Data records
::::::::
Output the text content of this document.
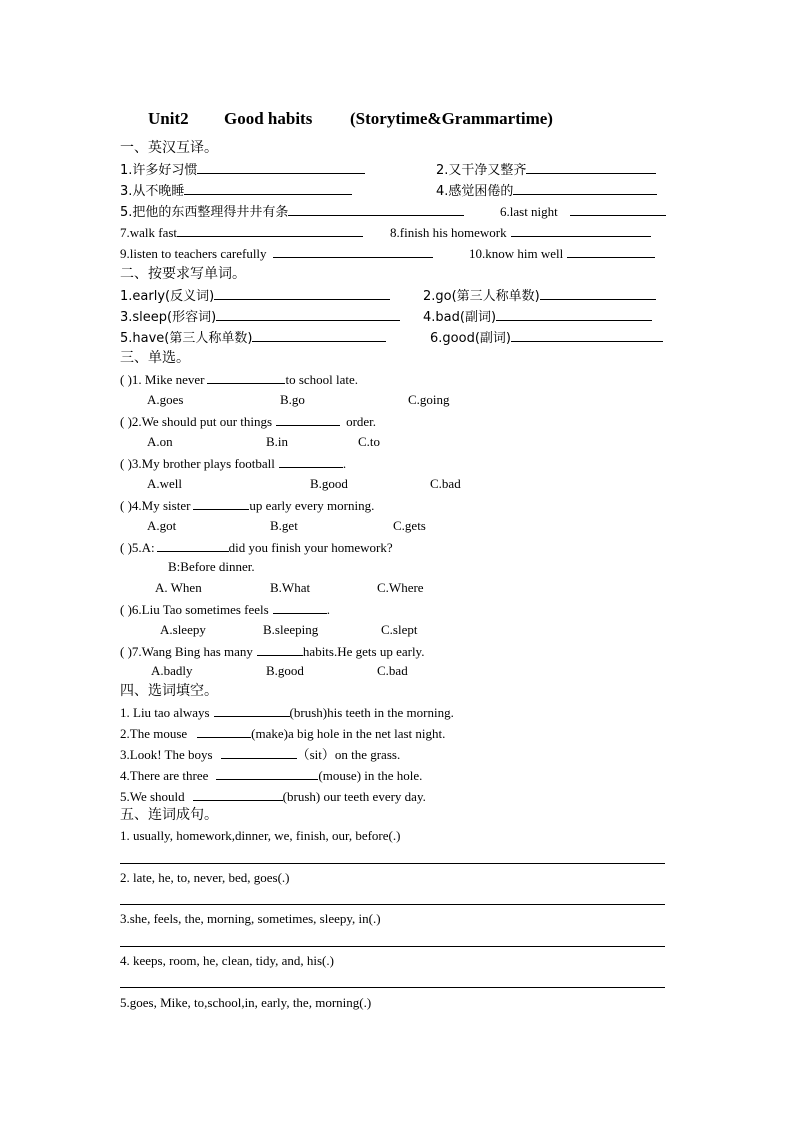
Unit2 Good habits (Storytime&Grammartime)
一、英汉互译。
1.许多好习惯	2.又干净又整齐
3.从不晚睡	4.感觉困倦的
5.把他的东西整理得井井有条	6.last night
7.walk fast	8.finish his homework
9.listen to teachers carefully	10.know him well
二、按要求写单词。
1.early(反义词)	2.go(第三人称单数)
3.sleep(形容词)	4.bad(副词)
5.have(第三人称单数)	6.good(副词)
三、单选。
( )1. Mike never	to school late.
A.goes	B.go	C.going
( )2.We should put our things	order.
A.on	B.in	C.to
( )3.My brother plays football	.
A.well	B.good	C.bad
( )4.My sister	up early every morning.
A.got	B.get	C.gets
( )5.A:	did you finish your homework?
B:Before dinner.
A. When	B.What	C.Where
( )6.Liu Tao sometimes feels	.
A.sleepy	B.sleeping	C.slept
( )7.Wang Bing has many	habits.He gets up early.
A.badly	B.good	C.bad
四、选词填空。
1. Liu tao always	(brush)his teeth in the morning.
2.The mouse	(make)a big hole in the net last night.
3.Look! The boys	（sit）on the grass.
4.There are three	(mouse) in the hole.
5.We should	(brush) our teeth every day.
五、连词成句。
1. usually, homework,dinner, we, finish, our, before(.)
2. late, he, to, never, bed, goes(.)
3.she, feels, the, morning, sometimes, sleepy, in(.)
4. keeps, room, he, clean, tidy, and, his(.)
5.goes, Mike, to,school,in, early, the, morning(.)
::::::::
* [YOUR INSTRUCTIONS] Look through the listing above. Pick out each line with "dinner" and copy it.

* [TASK RESULT]
B:Before dinner.
1. usually, homework,dinner, we, finish, our, before(.)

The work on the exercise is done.